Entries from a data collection
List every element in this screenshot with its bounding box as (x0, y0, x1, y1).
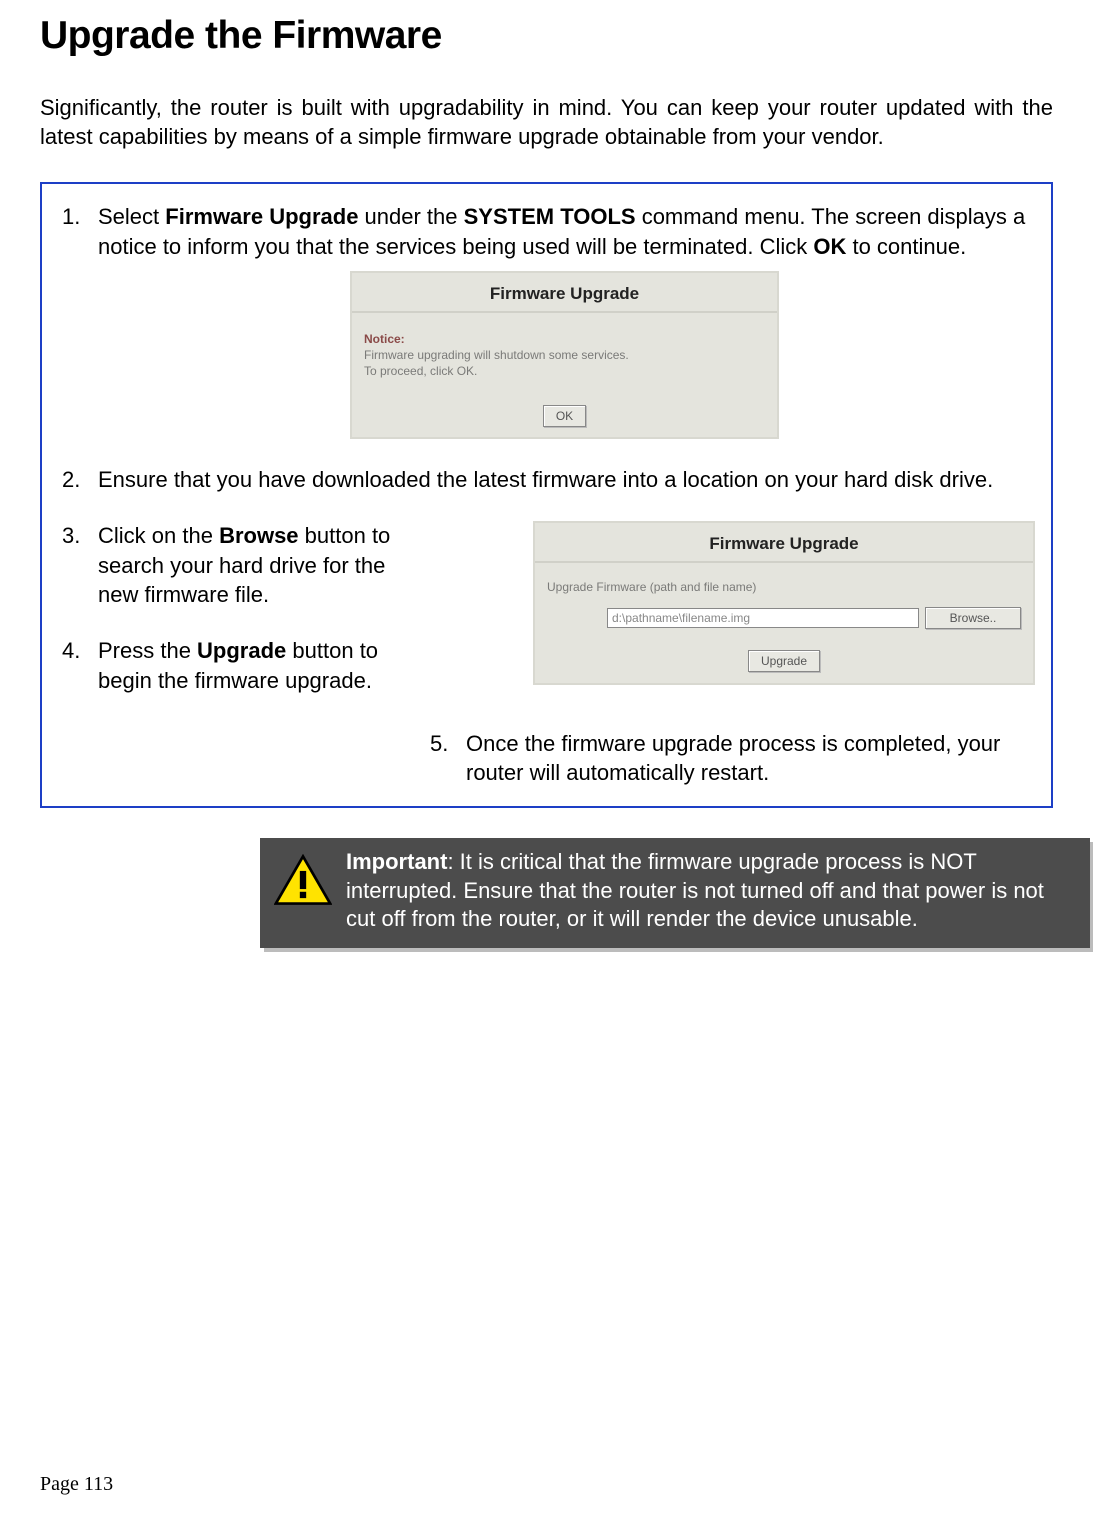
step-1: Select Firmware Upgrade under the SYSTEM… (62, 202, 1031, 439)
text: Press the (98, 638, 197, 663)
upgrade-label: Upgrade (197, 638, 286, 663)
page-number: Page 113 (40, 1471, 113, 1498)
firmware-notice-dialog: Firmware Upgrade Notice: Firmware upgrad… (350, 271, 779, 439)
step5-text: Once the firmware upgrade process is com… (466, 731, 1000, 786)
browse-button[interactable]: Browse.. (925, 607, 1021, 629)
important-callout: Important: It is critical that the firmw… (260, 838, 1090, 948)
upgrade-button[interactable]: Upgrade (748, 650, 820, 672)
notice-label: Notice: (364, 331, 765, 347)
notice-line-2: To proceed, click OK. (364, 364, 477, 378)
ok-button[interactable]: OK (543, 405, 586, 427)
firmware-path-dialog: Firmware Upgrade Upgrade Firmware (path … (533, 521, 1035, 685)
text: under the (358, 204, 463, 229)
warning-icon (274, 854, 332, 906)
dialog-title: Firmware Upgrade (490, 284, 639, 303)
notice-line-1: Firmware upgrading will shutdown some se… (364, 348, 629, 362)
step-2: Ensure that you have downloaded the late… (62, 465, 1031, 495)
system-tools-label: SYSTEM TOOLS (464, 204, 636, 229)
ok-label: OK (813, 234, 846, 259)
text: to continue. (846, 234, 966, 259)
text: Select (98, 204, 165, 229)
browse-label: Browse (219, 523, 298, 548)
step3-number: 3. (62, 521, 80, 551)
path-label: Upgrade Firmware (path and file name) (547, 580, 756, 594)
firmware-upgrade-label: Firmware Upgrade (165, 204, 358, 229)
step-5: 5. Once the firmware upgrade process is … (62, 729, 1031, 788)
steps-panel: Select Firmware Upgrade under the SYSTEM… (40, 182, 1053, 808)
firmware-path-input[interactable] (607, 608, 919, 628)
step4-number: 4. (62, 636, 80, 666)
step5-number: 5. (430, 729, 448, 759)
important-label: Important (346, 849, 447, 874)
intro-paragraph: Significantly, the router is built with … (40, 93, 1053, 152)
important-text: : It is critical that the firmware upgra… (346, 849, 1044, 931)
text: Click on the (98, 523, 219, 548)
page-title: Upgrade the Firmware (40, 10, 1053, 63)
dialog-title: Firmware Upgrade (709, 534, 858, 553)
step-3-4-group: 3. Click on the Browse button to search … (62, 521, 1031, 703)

[Aim] Pull out every line of the entries above that contains the string "page", and copy each of those lines in full.

[Solved exercise]
page-number: Page 113 (40, 1471, 113, 1498)
page-title: Upgrade the Firmware (40, 10, 1053, 63)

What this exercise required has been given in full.